▸ **Set task**
Reproduce each line of the material precisely.

▸ **Records from a data source**
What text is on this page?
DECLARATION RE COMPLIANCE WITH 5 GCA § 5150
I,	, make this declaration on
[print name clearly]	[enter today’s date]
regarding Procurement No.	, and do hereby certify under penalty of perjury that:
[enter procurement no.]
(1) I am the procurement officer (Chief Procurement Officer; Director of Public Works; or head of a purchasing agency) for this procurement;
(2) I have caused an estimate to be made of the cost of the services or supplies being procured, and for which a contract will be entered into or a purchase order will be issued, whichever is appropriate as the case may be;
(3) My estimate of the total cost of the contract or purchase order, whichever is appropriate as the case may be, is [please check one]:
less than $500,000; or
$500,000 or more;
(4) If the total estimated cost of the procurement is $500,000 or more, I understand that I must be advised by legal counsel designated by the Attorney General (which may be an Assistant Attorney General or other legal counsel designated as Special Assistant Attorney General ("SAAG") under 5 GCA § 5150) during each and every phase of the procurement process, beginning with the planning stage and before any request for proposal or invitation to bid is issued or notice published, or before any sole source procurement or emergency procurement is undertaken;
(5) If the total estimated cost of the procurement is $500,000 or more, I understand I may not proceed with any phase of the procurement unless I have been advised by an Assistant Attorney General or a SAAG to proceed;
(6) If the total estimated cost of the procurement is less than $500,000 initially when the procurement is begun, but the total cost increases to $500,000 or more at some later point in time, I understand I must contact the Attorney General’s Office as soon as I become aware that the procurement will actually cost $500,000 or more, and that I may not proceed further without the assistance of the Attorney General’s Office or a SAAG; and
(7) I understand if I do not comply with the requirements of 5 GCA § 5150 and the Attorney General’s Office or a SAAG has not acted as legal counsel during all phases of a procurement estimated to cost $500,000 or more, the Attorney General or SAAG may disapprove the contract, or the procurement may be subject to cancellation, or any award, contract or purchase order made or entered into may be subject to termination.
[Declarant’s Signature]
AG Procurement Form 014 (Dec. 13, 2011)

▸ **Response**
What text is on this page?
DECLARATION RE COMPLIANCE WITH 5 GCA § 5150
I,	, make this declaration on
[print name clearly]	[enter today’s date]
regarding Procurement No.	, and do hereby certify under penalty of perjury that:
[enter procurement no.]
(1) I am the procurement officer (Chief Procurement Officer; Director of Public Works; or head of a purchasing agency) for this procurement;
(2) I have caused an estimate to be made of the cost of the services or supplies being procured, and for which a contract will be entered into or a purchase order will be issued, whichever is appropriate as the case may be;
(3) My estimate of the total cost of the contract or purchase order, whichever is appropriate as the case may be, is [please check one]:
less than $500,000; or
$500,000 or more;
(4) If the total estimated cost of the procurement is $500,000 or more, I understand that I must be advised by legal counsel designated by the Attorney General (which may be an Assistant Attorney General or other legal counsel designated as Special Assistant Attorney General ("SAAG") under 5 GCA § 5150) during each and every phase of the procurement process, beginning with the planning stage and before any request for proposal or invitation to bid is issued or notice published, or before any sole source procurement or emergency procurement is undertaken;
(5) If the total estimated cost of the procurement is $500,000 or more, I understand I may not proceed with any phase of the procurement unless I have been advised by an Assistant Attorney General or a SAAG to proceed;
(6) If the total estimated cost of the procurement is less than $500,000 initially when the procurement is begun, but the total cost increases to $500,000 or more at some later point in time, I understand I must contact the Attorney General’s Office as soon as I become aware that the procurement will actually cost $500,000 or more, and that I may not proceed further without the assistance of the Attorney General’s Office or a SAAG; and
(7) I understand if I do not comply with the requirements of 5 GCA § 5150 and the Attorney General’s Office or a SAAG has not acted as legal counsel during all phases of a procurement estimated to cost $500,000 or more, the Attorney General or SAAG may disapprove the contract, or the procurement may be subject to cancellation, or any award, contract or purchase order made or entered into may be subject to termination.
[Declarant’s Signature]
AG Procurement Form 014 (Dec. 13, 2011)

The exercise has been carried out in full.